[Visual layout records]
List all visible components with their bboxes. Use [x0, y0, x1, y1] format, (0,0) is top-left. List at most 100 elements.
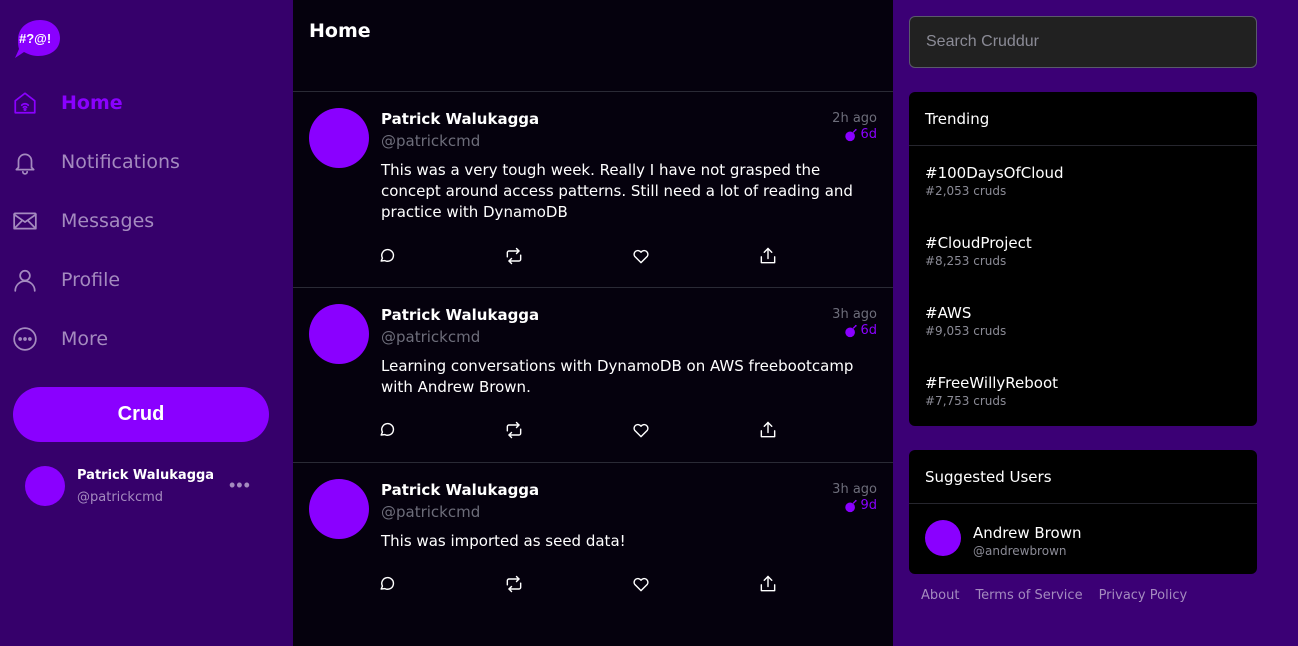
page-title: Home — [309, 20, 371, 42]
crud-expires: 6d — [844, 127, 877, 142]
nav-label-notifications: Notifications — [61, 151, 180, 173]
reply-button[interactable] — [377, 572, 504, 596]
nav-label-messages: Messages — [61, 210, 155, 232]
repost-button[interactable] — [504, 244, 631, 268]
terms-link[interactable]: Terms of Service — [975, 588, 1082, 603]
share-button[interactable] — [758, 418, 885, 442]
crud-actions — [377, 418, 885, 442]
avatar[interactable] — [309, 108, 369, 168]
crud-expires-label: 6d — [860, 127, 877, 142]
trending-item[interactable]: #CloudProject #8,253 cruds — [909, 216, 1257, 286]
repost-button[interactable] — [504, 572, 631, 596]
trending-count: #2,053 cruds — [925, 184, 1007, 198]
avatar — [25, 466, 65, 506]
bomb-icon — [845, 499, 858, 512]
trending-title: Trending — [909, 92, 1257, 146]
reply-button[interactable] — [377, 244, 504, 268]
suggested-users-panel: Suggested Users Andrew Brown @andrewbrow… — [909, 450, 1257, 574]
crud-message: Learning conversations with DynamoDB on … — [381, 357, 854, 396]
crud-actions — [377, 244, 885, 268]
trending-panel: Trending #100DaysOfCloud #2,053 cruds #C… — [909, 92, 1257, 426]
crud-expires-label: 9d — [860, 498, 877, 513]
profile-name: Patrick Walukagga — [77, 468, 215, 483]
privacy-link[interactable]: Privacy Policy — [1099, 588, 1188, 603]
crud-time-ago: 3h ago — [832, 482, 877, 497]
crud-item[interactable]: Patrick Walukagga @patrickcmd 3h ago 6d … — [293, 288, 893, 463]
avatar[interactable] — [309, 304, 369, 364]
crud-actions — [377, 572, 885, 596]
avatar[interactable] — [309, 479, 369, 539]
crud-handle[interactable]: @patrickcmd — [381, 503, 480, 521]
like-icon — [633, 423, 649, 438]
crud-display-name[interactable]: Patrick Walukagga — [381, 110, 539, 128]
crud-handle[interactable]: @patrickcmd — [381, 328, 480, 346]
crud-item[interactable]: Patrick Walukagga @patrickcmd 3h ago 9d … — [293, 463, 893, 638]
suggested-user-handle: @andrewbrown — [973, 544, 1067, 558]
profile-info[interactable]: Patrick Walukagga @patrickcmd ••• — [25, 465, 265, 507]
reply-button[interactable] — [377, 418, 504, 442]
share-icon — [760, 575, 776, 592]
feed: Home Patrick Walukagga @patrickcmd 2h ag… — [293, 0, 893, 646]
suggested-user-name: Andrew Brown — [973, 524, 1082, 542]
trending-item[interactable]: #FreeWillyReboot #7,753 cruds — [909, 356, 1257, 426]
nav-item-messages[interactable]: Messages — [12, 201, 154, 241]
repost-icon — [506, 421, 522, 439]
crud-expires: 6d — [844, 323, 877, 338]
trending-count: #9,053 cruds — [925, 324, 1007, 338]
repost-icon — [506, 575, 522, 593]
nav-label-more: More — [61, 328, 109, 350]
nav-label-home: Home — [61, 92, 123, 114]
avatar — [925, 520, 961, 556]
suggested-user[interactable]: Andrew Brown @andrewbrown — [909, 504, 1257, 574]
share-icon — [760, 247, 776, 264]
trending-hashtag: #FreeWillyReboot — [925, 374, 1059, 392]
logo[interactable]: #?@! — [12, 18, 62, 60]
profile-menu-icon[interactable]: ••• — [229, 475, 251, 496]
crud-time-ago: 3h ago — [832, 307, 877, 322]
feed-header: Home — [293, 0, 893, 92]
nav-label-profile: Profile — [61, 269, 121, 291]
share-icon — [760, 421, 776, 438]
sidebar: #?@! Home Notifications Messages Profile… — [0, 0, 293, 646]
user-icon — [12, 267, 38, 293]
bell-icon — [12, 149, 38, 175]
trending-item[interactable]: #AWS #9,053 cruds — [909, 286, 1257, 356]
logo-icon: #?@! — [15, 20, 60, 58]
suggested-users-title: Suggested Users — [909, 450, 1257, 504]
crud-button[interactable]: Crud — [13, 387, 269, 442]
like-button[interactable] — [631, 418, 758, 442]
trending-item[interactable]: #100DaysOfCloud #2,053 cruds — [909, 146, 1257, 216]
reply-icon — [380, 576, 395, 590]
home-icon — [12, 90, 38, 116]
nav-item-profile[interactable]: Profile — [12, 260, 120, 300]
repost-button[interactable] — [504, 418, 631, 442]
envelope-icon — [12, 208, 38, 234]
crud-display-name[interactable]: Patrick Walukagga — [381, 481, 539, 499]
share-button[interactable] — [758, 244, 885, 268]
about-link[interactable]: About — [921, 588, 959, 603]
share-button[interactable] — [758, 572, 885, 596]
trending-hashtag: #CloudProject — [925, 234, 1032, 252]
crud-expires-label: 6d — [860, 323, 877, 338]
crud-expires: 9d — [844, 498, 877, 513]
nav-item-notifications[interactable]: Notifications — [12, 142, 180, 182]
crud-handle[interactable]: @patrickcmd — [381, 132, 480, 150]
crud-message: This was imported as seed data! — [381, 532, 626, 550]
like-button[interactable] — [631, 244, 758, 268]
trending-count: #7,753 cruds — [925, 394, 1007, 408]
more-circle-icon — [12, 326, 38, 352]
crud-message: This was a very tough week. Really I hav… — [381, 161, 853, 221]
logo-text: #?@! — [19, 31, 51, 46]
profile-handle: @patrickcmd — [77, 490, 164, 505]
like-button[interactable] — [631, 572, 758, 596]
crud-item[interactable]: Patrick Walukagga @patrickcmd 2h ago 6d … — [293, 92, 893, 288]
repost-icon — [506, 247, 522, 265]
footer-links: About Terms of Service Privacy Policy — [921, 588, 1187, 603]
reply-icon — [380, 422, 395, 436]
nav-item-home[interactable]: Home — [12, 83, 123, 123]
crud-display-name[interactable]: Patrick Walukagga — [381, 306, 539, 324]
like-icon — [633, 249, 649, 264]
search-input[interactable] — [909, 16, 1257, 68]
nav-item-more[interactable]: More — [12, 319, 108, 359]
reply-icon — [380, 248, 395, 262]
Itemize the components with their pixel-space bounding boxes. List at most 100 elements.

Short exercise
Quote the lines of the records from the one containing "page-title: Home — [309, 20, 371, 42]" through the one containing "crud-handle[interactable]: @patrickcmd — [381, 328, 480, 346]", with both of those lines included.

Answer to this problem
page-title: Home — [309, 20, 371, 42]
crud-expires: 6d — [844, 127, 877, 142]
nav-label-notifications: Notifications — [61, 151, 180, 173]
reply-button[interactable] — [377, 572, 504, 596]
nav-label-messages: Messages — [61, 210, 155, 232]
repost-button[interactable] — [504, 244, 631, 268]
terms-link[interactable]: Terms of Service — [975, 588, 1082, 603]
share-button[interactable] — [758, 418, 885, 442]
crud-actions — [377, 418, 885, 442]
avatar[interactable] — [309, 108, 369, 168]
crud-expires-label: 6d — [860, 127, 877, 142]
trending-item[interactable]: #CloudProject #8,253 cruds — [909, 216, 1257, 286]
repost-button[interactable] — [504, 572, 631, 596]
trending-count: #2,053 cruds — [925, 184, 1007, 198]
avatar — [25, 466, 65, 506]
bomb-icon — [845, 499, 858, 512]
trending-title: Trending — [909, 92, 1257, 146]
reply-button[interactable] — [377, 244, 504, 268]
suggested-users-panel: Suggested Users Andrew Brown @andrewbrow… — [909, 450, 1257, 574]
crud-message: Learning conversations with DynamoDB on … — [381, 357, 854, 396]
crud-actions — [377, 244, 885, 268]
trending-panel: Trending #100DaysOfCloud #2,053 cruds #C… — [909, 92, 1257, 426]
crud-expires-label: 9d — [860, 498, 877, 513]
profile-name: Patrick Walukagga — [77, 468, 215, 483]
privacy-link[interactable]: Privacy Policy — [1099, 588, 1188, 603]
crud-time-ago: 3h ago — [832, 482, 877, 497]
crud-item[interactable]: Patrick Walukagga @patrickcmd 3h ago 6d … — [293, 288, 893, 463]
avatar[interactable] — [309, 304, 369, 364]
crud-actions — [377, 572, 885, 596]
avatar[interactable] — [309, 479, 369, 539]
crud-handle[interactable]: @patrickcmd — [381, 503, 480, 521]
like-icon — [633, 423, 649, 438]
crud-display-name[interactable]: Patrick Walukagga — [381, 110, 539, 128]
crud-handle[interactable]: @patrickcmd — [381, 328, 480, 346]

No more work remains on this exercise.